SOURCE RECORDS:
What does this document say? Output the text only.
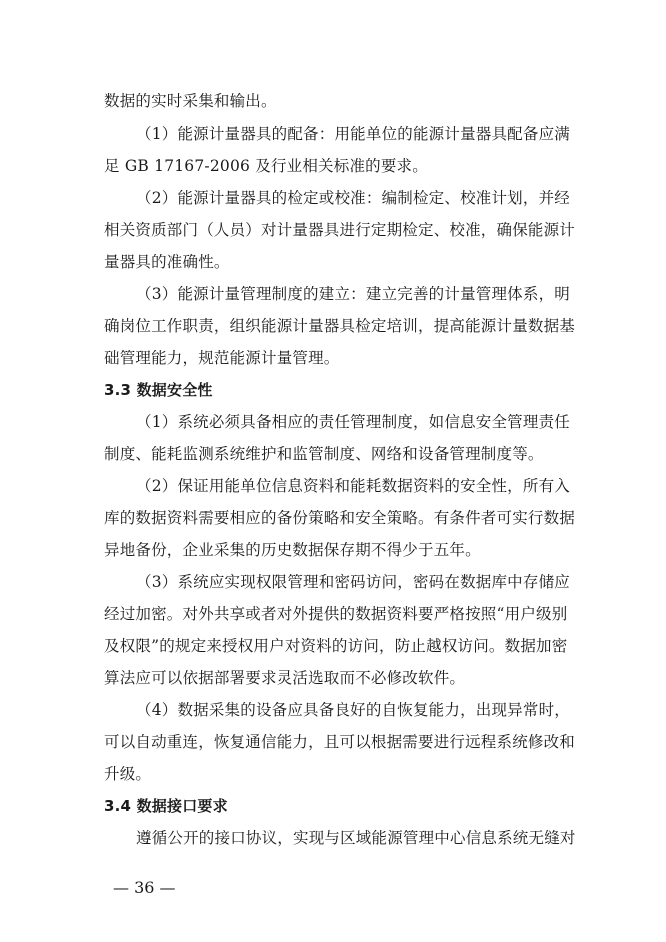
数据的实时采集和输出。
（1）能源计量器具的配备：用能单位的能源计量器具配备应满
足 GB 17167-2006 及行业相关标准的要求。
（2）能源计量器具的检定或校准：编制检定、校准计划，并经
相关资质部门（人员）对计量器具进行定期检定、校准，确保能源计
量器具的准确性。
（3）能源计量管理制度的建立：建立完善的计量管理体系，明
确岗位工作职责，组织能源计量器具检定培训，提高能源计量数据基
础管理能力，规范能源计量管理。
3.3 数据安全性
（1）系统必须具备相应的责任管理制度，如信息安全管理责任
制度、能耗监测系统维护和监管制度、网络和设备管理制度等。
（2）保证用能单位信息资料和能耗数据资料的安全性，所有入
库的数据资料需要相应的备份策略和安全策略。有条件者可实行数据
异地备份，企业采集的历史数据保存期不得少于五年。
（3）系统应实现权限管理和密码访问，密码在数据库中存储应
经过加密。对外共享或者对外提供的数据资料要严格按照“用户级别
及权限”的规定来授权用户对资料的访问，防止越权访问。数据加密
算法应可以依据部署要求灵活选取而不必修改软件。
（4）数据采集的设备应具备良好的自恢复能力，出现异常时，
可以自动重连，恢复通信能力，且可以根据需要进行远程系统修改和
升级。
3.4 数据接口要求
遵循公开的接口协议，实现与区域能源管理中心信息系统无缝对
— 36 —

AIM OF THE EXERCISE: Copy all the records above exactly, but leave out the pictures.

REPLY TO THE TASK:
What does this document say? Output the text only.
数据的实时采集和输出。
（1）能源计量器具的配备：用能单位的能源计量器具配备应满
足 GB 17167-2006 及行业相关标准的要求。
（2）能源计量器具的检定或校准：编制检定、校准计划，并经
相关资质部门（人员）对计量器具进行定期检定、校准，确保能源计
量器具的准确性。
（3）能源计量管理制度的建立：建立完善的计量管理体系，明
确岗位工作职责，组织能源计量器具检定培训，提高能源计量数据基
础管理能力，规范能源计量管理。
3.3 数据安全性
（1）系统必须具备相应的责任管理制度，如信息安全管理责任
制度、能耗监测系统维护和监管制度、网络和设备管理制度等。
（2）保证用能单位信息资料和能耗数据资料的安全性，所有入
库的数据资料需要相应的备份策略和安全策略。有条件者可实行数据
异地备份，企业采集的历史数据保存期不得少于五年。
（3）系统应实现权限管理和密码访问，密码在数据库中存储应
经过加密。对外共享或者对外提供的数据资料要严格按照“用户级别
及权限”的规定来授权用户对资料的访问，防止越权访问。数据加密
算法应可以依据部署要求灵活选取而不必修改软件。
（4）数据采集的设备应具备良好的自恢复能力，出现异常时，
可以自动重连，恢复通信能力，且可以根据需要进行远程系统修改和
升级。
3.4 数据接口要求
遵循公开的接口协议，实现与区域能源管理中心信息系统无缝对
— 36 —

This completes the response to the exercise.